#### WHAT TO PRODUCE
Transcribe the records exactly. Pictures do not belong in the transcription.

■ ■ ■ ■ ■

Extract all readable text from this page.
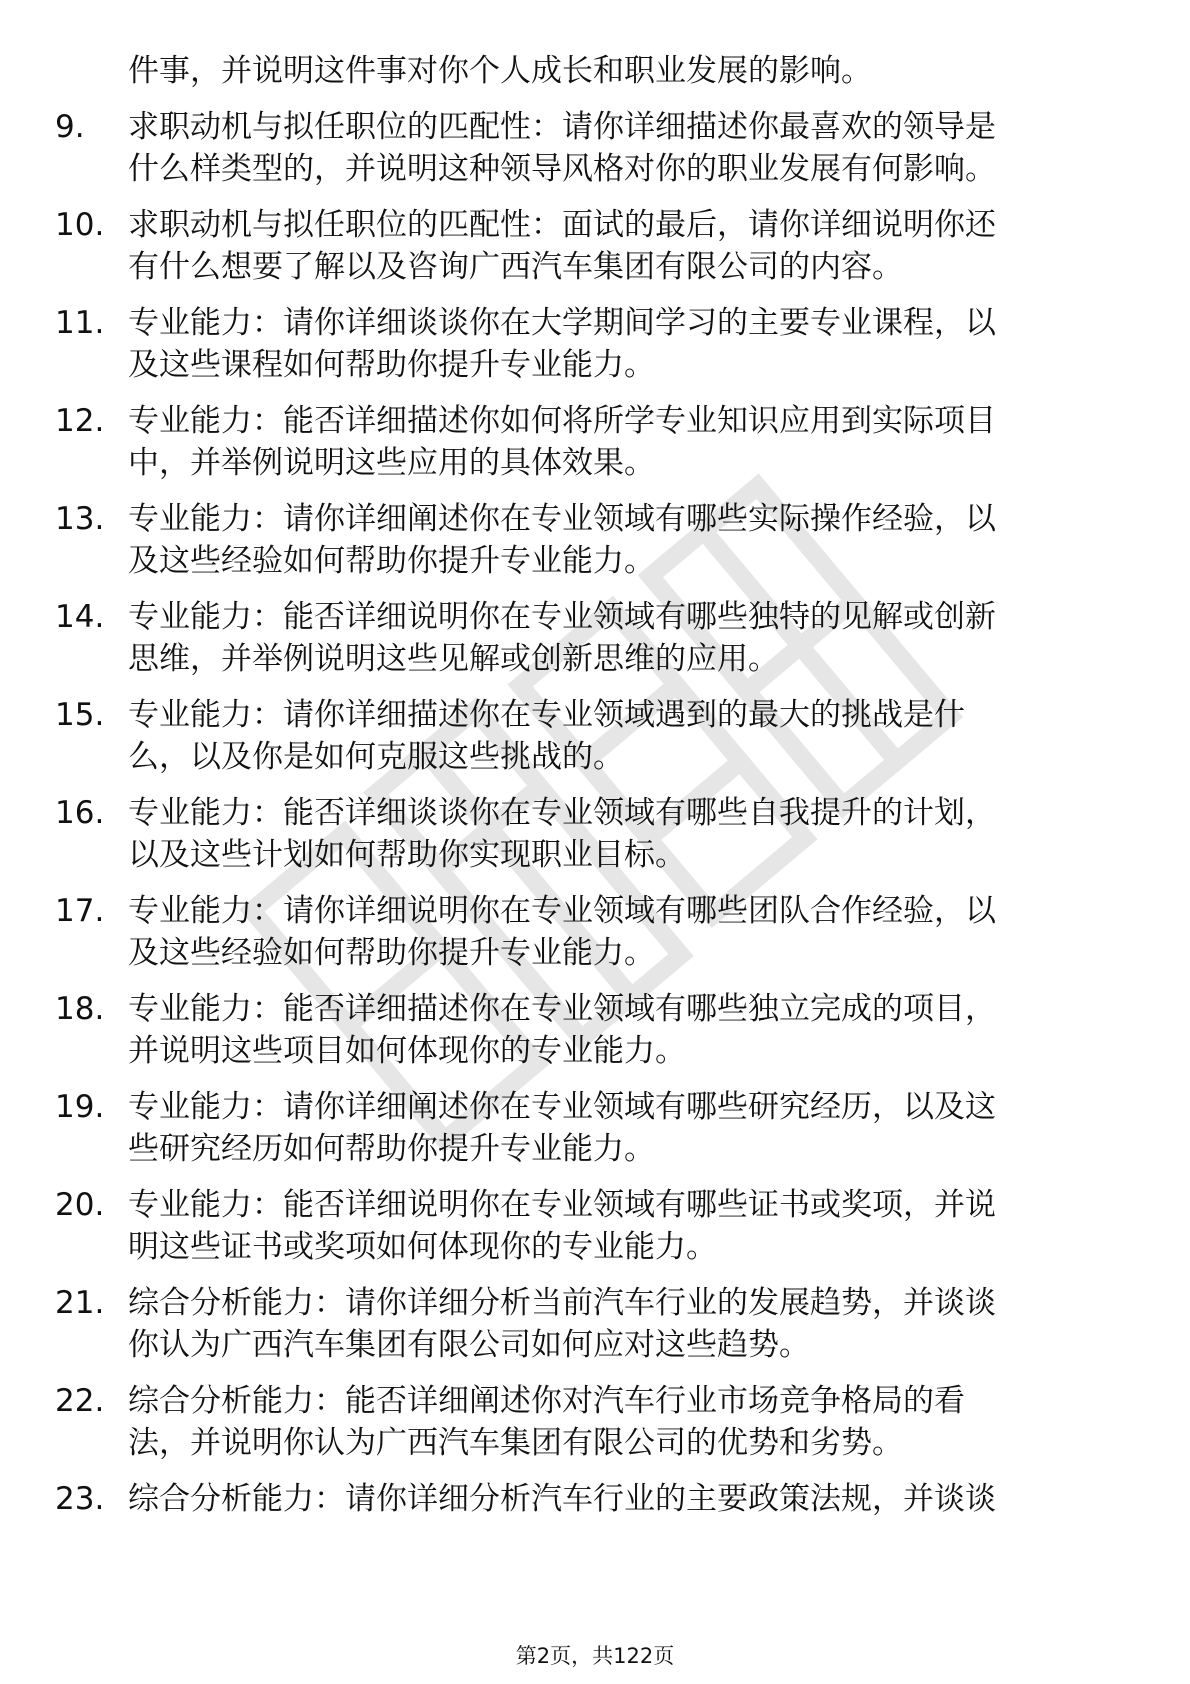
件事，并说明这件事对你个人成长和职业发展的影响。
9.	求职动机与拟任职位的匹配性：请你详细描述你最喜欢的领导是
什么样类型的，并说明这种领导风格对你的职业发展有何影响。
10. 求职动机与拟任职位的匹配性：面试的最后，请你详细说明你还
有什么想要了解以及咨询广西汽车集团有限公司的内容。
11. 专业能力：请你详细谈谈你在大学期间学习的主要专业课程，以
及这些课程如何帮助你提升专业能力。
12. 专业能力：能否详细描述你如何将所学专业知识应用到实际项目
中，并举例说明这些应用的具体效果。
13. 专业能力：请你详细阐述你在专业领域有哪些实际操作经验，以
及这些经验如何帮助你提升专业能力。
14. 专业能力：能否详细说明你在专业领域有哪些独特的见解或创新
思维，并举例说明这些见解或创新思维的应用。
15. 专业能力：请你详细描述你在专业领域遇到的最大的挑战是什
么，以及你是如何克服这些挑战的。
16. 专业能力：能否详细谈谈你在专业领域有哪些自我提升的计划，
以及这些计划如何帮助你实现职业目标。
17. 专业能力：请你详细说明你在专业领域有哪些团队合作经验，以
及这些经验如何帮助你提升专业能力。
18. 专业能力：能否详细描述你在专业领域有哪些独立完成的项目，
并说明这些项目如何体现你的专业能力。
19. 专业能力：请你详细阐述你在专业领域有哪些研究经历，以及这
些研究经历如何帮助你提升专业能力。
20. 专业能力：能否详细说明你在专业领域有哪些证书或奖项，并说
明这些证书或奖项如何体现你的专业能力。
21. 综合分析能力：请你详细分析当前汽车行业的发展趋势，并谈谈
你认为广西汽车集团有限公司如何应对这些趋势。
22. 综合分析能力：能否详细阐述你对汽车行业市场竞争格局的看
法，并说明你认为广西汽车集团有限公司的优势和劣势。
23. 综合分析能力：请你详细分析汽车行业的主要政策法规，并谈谈
第2页，共122页
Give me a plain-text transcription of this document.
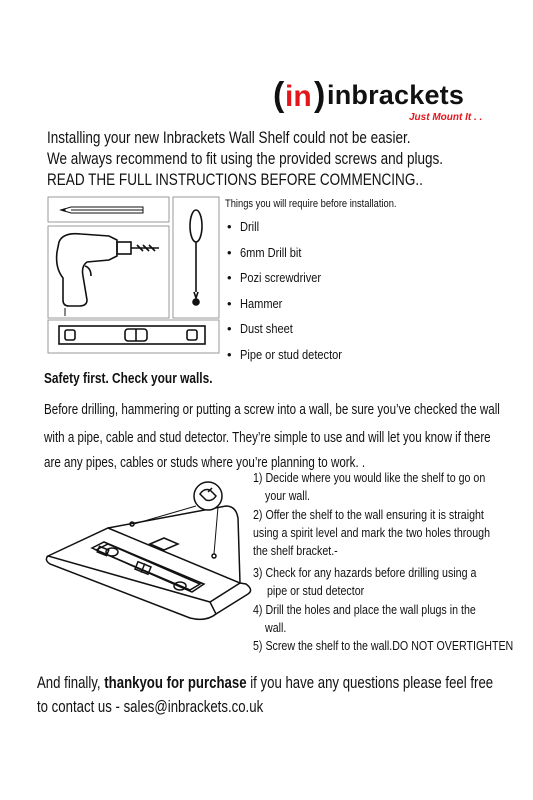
( in ) inbrackets
Just Mount It . .
Installing your new Inbrackets Wall Shelf could not be easier.
We always recommend to fit using the provided screws and plugs.
READ THE FULL INSTRUCTIONS BEFORE COMMENCING..
Things you will require before installation.
• Drill
• 6mm Drill bit
• Pozi screwdriver
• Hammer
• Dust sheet
• Pipe or stud detector
Safety first. Check your walls.
Before drilling, hammering or putting a screw into a wall, be sure you’ve checked the wall
with a pipe, cable and stud detector. They’re simple to use and will let you know if there
are any pipes, cables or studs where you’re planning to work. .
1) Decide where you would like the shelf to go on
your wall.
2) Offer the shelf to the wall ensuring it is straight
using a spirit level and mark the two holes through
the shelf bracket.-
3) Check for any hazards before drilling using a
pipe or stud detector
4) Drill the holes and place the wall plugs in the
wall.
5) Screw the shelf to the wall.DO NOT OVERTIGHTEN
And finally, thankyou for purchase if you have any questions please feel free
to contact us - sales@inbrackets.co.uk
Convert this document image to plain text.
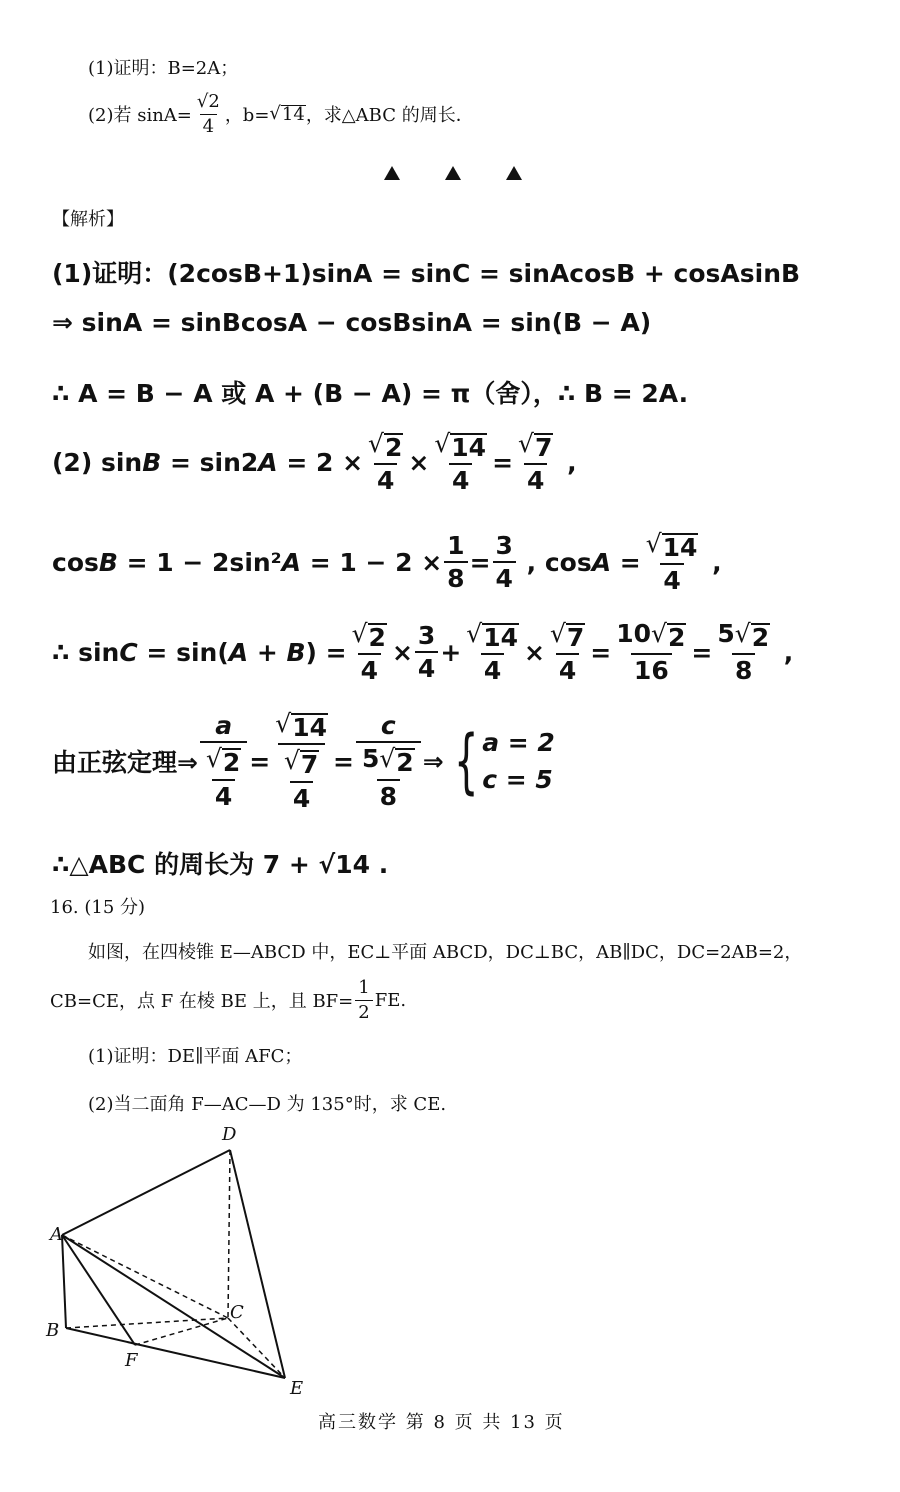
(1)证明：B=2A；
(2)若 $\sin A= \frac{√2}{4}$ ，b= √ 14 ，求△ABC 的周长．
【解析】
(1)证明：(2cosB+1)sinA = sinC = sinAcosB + cosAsinB
⇒ sinA = sinBcosA − cosBsinA = sin(B − A)
∴ A = B − A 或 A + (B − A) = π（舍），∴ B = 2A.
(2) $\sin B = \sin 2A = 2 \times \frac{√ 2}{4} \times \frac{√ 14}{4} = \frac{√ 7}{4}$ ,
$\cos B = 1 - 2\sin^2A = 1 - 2 \times \frac{1}{8} = \frac{3}{4}$ , $\cos A = \frac{√ 14}{4}$ ,
∴ $\sin C = \sin(A + B) = \frac{√ 2}{4} \times \frac{3}{4} + \frac{√ 14}{4} \times \frac{√ 7}{4} = \frac{10 √ 2}{16} = \frac{5 √ 2}{8}$ ,
由正弦定理⇒ $\frac{a}{\frac{√ 2}{4}} = \frac{√ 14}{\frac{√ 7}{4}} = \frac{c}{\frac{5 √ 2}{8}}$ ⇒ { a = 2
c = 5
∴△ABC 的周长为 7 + √14 .
16. (15 分)
如图，在四棱锥 E—ABCD 中，EC⊥平面 ABCD，DC⊥BC，AB∥DC，DC=2AB=2，
CB=CE，点 F 在棱 BE 上，且 $BF= \frac{1}{2}$ FE.
(1)证明：DE∥平面 AFC；
(2)当二面角 F—AC—D 为 135°时，求 CE.
D
A
B
C
F
E
高三数学 第 8 页 共 13 页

■ ■ ■ ■ ■

#### IN RESPONSE
Extract all readable text from this page.
件事，并说明这件事对你个人成长和职业发展的影响。
9.	求职动机与拟任职位的匹配性：请你详细描述你最喜欢的领导是
什么样类型的，并说明这种领导风格对你的职业发展有何影响。
10. 求职动机与拟任职位的匹配性：面试的最后，请你详细说明你还
有什么想要了解以及咨询广西汽车集团有限公司的内容。
11. 专业能力：请你详细谈谈你在大学期间学习的主要专业课程，以
及这些课程如何帮助你提升专业能力。
12. 专业能力：能否详细描述你如何将所学专业知识应用到实际项目
中，并举例说明这些应用的具体效果。
13. 专业能力：请你详细阐述你在专业领域有哪些实际操作经验，以
及这些经验如何帮助你提升专业能力。
14. 专业能力：能否详细说明你在专业领域有哪些独特的见解或创新
思维，并举例说明这些见解或创新思维的应用。
15. 专业能力：请你详细描述你在专业领域遇到的最大的挑战是什
么，以及你是如何克服这些挑战的。
16. 专业能力：能否详细谈谈你在专业领域有哪些自我提升的计划，
以及这些计划如何帮助你实现职业目标。
17. 专业能力：请你详细说明你在专业领域有哪些团队合作经验，以
及这些经验如何帮助你提升专业能力。
18. 专业能力：能否详细描述你在专业领域有哪些独立完成的项目，
并说明这些项目如何体现你的专业能力。
19. 专业能力：请你详细阐述你在专业领域有哪些研究经历，以及这
些研究经历如何帮助你提升专业能力。
20. 专业能力：能否详细说明你在专业领域有哪些证书或奖项，并说
明这些证书或奖项如何体现你的专业能力。
21. 综合分析能力：请你详细分析当前汽车行业的发展趋势，并谈谈
你认为广西汽车集团有限公司如何应对这些趋势。
22. 综合分析能力：能否详细阐述你对汽车行业市场竞争格局的看
法，并说明你认为广西汽车集团有限公司的优势和劣势。
23. 综合分析能力：请你详细分析汽车行业的主要政策法规，并谈谈
第2页，共122页
Give me a plain-text transcription of this document.
( in ) inbrackets
Just Mount It . .
Installing your new Inbrackets Wall Shelf could not be easier.
We always recommend to fit using the provided screws and plugs.
READ THE FULL INSTRUCTIONS BEFORE COMMENCING..
Things you will require before installation.
• Drill
• 6mm Drill bit
• Pozi screwdriver
• Hammer
• Dust sheet
• Pipe or stud detector
Safety first. Check your walls.
Before drilling, hammering or putting a screw into a wall, be sure you’ve checked the wall
with a pipe, cable and stud detector. They’re simple to use and will let you know if there
are any pipes, cables or studs where you’re planning to work. .
1) Decide where you would like the shelf to go on
your wall.
2) Offer the shelf to the wall ensuring it is straight
using a spirit level and mark the two holes through
the shelf bracket.-
3) Check for any hazards before drilling using a
pipe or stud detector
4) Drill the holes and place the wall plugs in the
wall.
5) Screw the shelf to the wall.DO NOT OVERTIGHTEN
And finally, thankyou for purchase if you have any questions please feel free
to contact us - sales@inbrackets.co.uk
Convert this document image to plain text.
(1)证明：B=2A；
(2)若 $\sin A= \frac{√2}{4}$ ，b= √ 14 ，求△ABC 的周长．
【解析】
(1)证明：(2cosB+1)sinA = sinC = sinAcosB + cosAsinB
⇒ sinA = sinBcosA − cosBsinA = sin(B − A)
∴ A = B − A 或 A + (B − A) = π（舍），∴ B = 2A.
(2) $\sin B = \sin 2A = 2 \times \frac{√ 2}{4} \times \frac{√ 14}{4} = \frac{√ 7}{4}$ ,
$\cos B = 1 - 2\sin^2A = 1 - 2 \times \frac{1}{8} = \frac{3}{4}$ , $\cos A = \frac{√ 14}{4}$ ,
∴ $\sin C = \sin(A + B) = \frac{√ 2}{4} \times \frac{3}{4} + \frac{√ 14}{4} \times \frac{√ 7}{4} = \frac{10 √ 2}{16} = \frac{5 √ 2}{8}$ ,
由正弦定理⇒ $\frac{a}{\frac{√ 2}{4}} = \frac{√ 14}{\frac{√ 7}{4}} = \frac{c}{\frac{5 √ 2}{8}}$ ⇒ { a = 2
c = 5
∴△ABC 的周长为 7 + √14 .
16. (15 分)
如图，在四棱锥 E—ABCD 中，EC⊥平面 ABCD，DC⊥BC，AB∥DC，DC=2AB=2，
CB=CE，点 F 在棱 BE 上，且 $BF= \frac{1}{2}$ FE.
(1)证明：DE∥平面 AFC；
(2)当二面角 F—AC—D 为 135°时，求 CE.
D
A
B
C
F
E
高三数学 第 8 页 共 13 页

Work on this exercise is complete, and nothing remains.